___ MATERIAL SUPPLIED ___
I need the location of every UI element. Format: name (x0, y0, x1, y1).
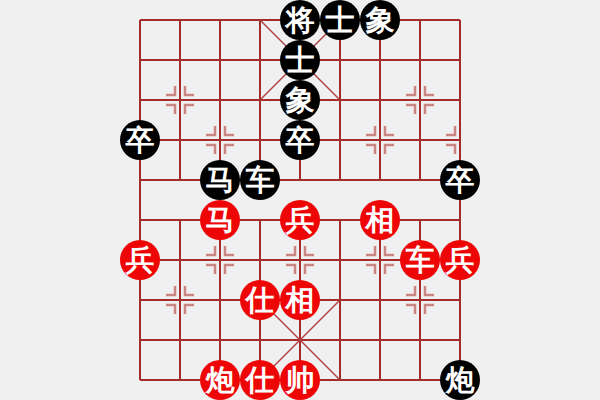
piece-red-general[interactable]: 帅 (280, 360, 320, 400)
piece-black-horse[interactable]: 马 (200, 160, 240, 200)
xiangqi-board[interactable]: 将士象士象卒卒马车卒马兵相兵车兵仕相炮仕帅炮 (140, 20, 460, 380)
piece-black-chariot[interactable]: 车 (240, 160, 280, 200)
piece-black-pawn[interactable]: 卒 (280, 120, 320, 160)
piece-red-pawn[interactable]: 兵 (440, 240, 480, 280)
piece-black-cannon[interactable]: 炮 (440, 360, 480, 400)
piece-red-advisor[interactable]: 仕 (240, 280, 280, 320)
xiangqi-app: 将士象士象卒卒马车卒马兵相兵车兵仕相炮仕帅炮 (0, 0, 600, 400)
piece-layer: 将士象士象卒卒马车卒马兵相兵车兵仕相炮仕帅炮 (140, 20, 460, 380)
piece-red-horse[interactable]: 马 (200, 200, 240, 240)
piece-red-elephant[interactable]: 相 (360, 200, 400, 240)
piece-red-chariot[interactable]: 车 (400, 240, 440, 280)
piece-red-pawn[interactable]: 兵 (120, 240, 160, 280)
piece-black-elephant[interactable]: 象 (360, 0, 400, 40)
piece-red-pawn[interactable]: 兵 (280, 200, 320, 240)
piece-black-pawn[interactable]: 卒 (120, 120, 160, 160)
piece-red-cannon[interactable]: 炮 (200, 360, 240, 400)
piece-black-pawn[interactable]: 卒 (440, 160, 480, 200)
piece-black-advisor[interactable]: 士 (320, 0, 360, 40)
piece-red-elephant[interactable]: 相 (280, 280, 320, 320)
piece-black-general[interactable]: 将 (280, 0, 320, 40)
piece-black-advisor[interactable]: 士 (280, 40, 320, 80)
piece-red-advisor[interactable]: 仕 (240, 360, 280, 400)
piece-black-elephant[interactable]: 象 (280, 80, 320, 120)
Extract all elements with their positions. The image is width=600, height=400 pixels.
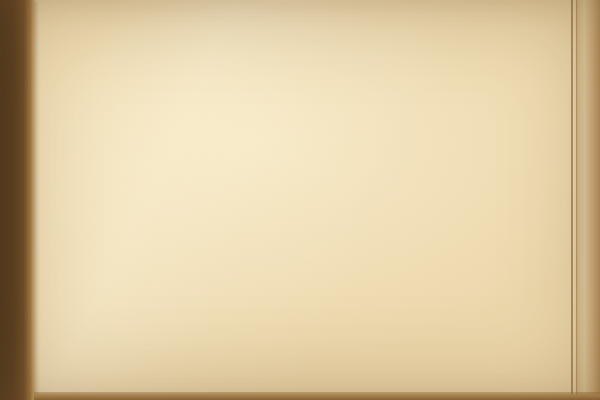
board-frame-right (578, 0, 600, 400)
board-frame-groove (576, 0, 578, 400)
xiangqi-board (0, 0, 600, 400)
board-grid-lines (0, 0, 600, 400)
board-frame-bottom-bevel (34, 392, 600, 400)
board-frame-left (0, 0, 34, 400)
board-frame-groove (571, 0, 573, 400)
___
EXERCISE BRIEF
Copy out again, character for character, the lines of the listing above, starting with the line that contains "board-frame-right (578, 0, 600, 400)" and continuing through the end of the listing, both included.

FINAL ANSWER
board-frame-right (578, 0, 600, 400)
board-frame-groove (576, 0, 578, 400)
xiangqi-board (0, 0, 600, 400)
board-grid-lines (0, 0, 600, 400)
board-frame-bottom-bevel (34, 392, 600, 400)
board-frame-left (0, 0, 34, 400)
board-frame-groove (571, 0, 573, 400)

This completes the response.